## BEGIN Record extracts

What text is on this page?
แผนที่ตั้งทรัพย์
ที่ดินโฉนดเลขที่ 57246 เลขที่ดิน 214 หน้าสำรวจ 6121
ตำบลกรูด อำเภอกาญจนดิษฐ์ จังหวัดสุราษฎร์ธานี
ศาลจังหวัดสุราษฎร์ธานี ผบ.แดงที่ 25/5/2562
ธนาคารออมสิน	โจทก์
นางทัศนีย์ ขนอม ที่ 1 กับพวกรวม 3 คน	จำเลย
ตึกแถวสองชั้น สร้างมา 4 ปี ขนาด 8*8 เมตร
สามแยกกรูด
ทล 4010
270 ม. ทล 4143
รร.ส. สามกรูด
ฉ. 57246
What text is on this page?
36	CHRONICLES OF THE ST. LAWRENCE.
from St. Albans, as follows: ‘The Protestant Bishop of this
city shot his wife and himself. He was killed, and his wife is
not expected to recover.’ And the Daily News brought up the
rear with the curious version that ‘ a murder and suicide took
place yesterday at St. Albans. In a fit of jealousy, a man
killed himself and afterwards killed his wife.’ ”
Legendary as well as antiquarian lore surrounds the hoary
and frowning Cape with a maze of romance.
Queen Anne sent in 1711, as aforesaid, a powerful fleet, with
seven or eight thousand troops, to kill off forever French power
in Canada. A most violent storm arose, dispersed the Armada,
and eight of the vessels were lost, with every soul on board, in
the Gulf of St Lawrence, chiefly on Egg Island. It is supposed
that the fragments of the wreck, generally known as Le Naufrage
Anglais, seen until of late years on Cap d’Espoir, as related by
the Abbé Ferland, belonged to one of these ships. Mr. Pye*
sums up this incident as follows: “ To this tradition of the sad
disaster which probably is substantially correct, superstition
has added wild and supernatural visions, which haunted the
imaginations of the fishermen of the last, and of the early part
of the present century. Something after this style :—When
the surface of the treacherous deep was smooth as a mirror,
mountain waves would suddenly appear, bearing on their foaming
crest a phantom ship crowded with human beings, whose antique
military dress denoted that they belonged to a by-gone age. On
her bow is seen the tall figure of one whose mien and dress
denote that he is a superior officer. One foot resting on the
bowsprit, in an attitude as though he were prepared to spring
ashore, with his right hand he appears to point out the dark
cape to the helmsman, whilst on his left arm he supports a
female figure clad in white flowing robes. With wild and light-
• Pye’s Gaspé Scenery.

## END Record extracts

• Set problem: Search the entries for the word "which", then list each line that holds it.

• Exercise result:
disaster which probably is substantially correct, superstition
has added wild and supernatural visions, which haunted the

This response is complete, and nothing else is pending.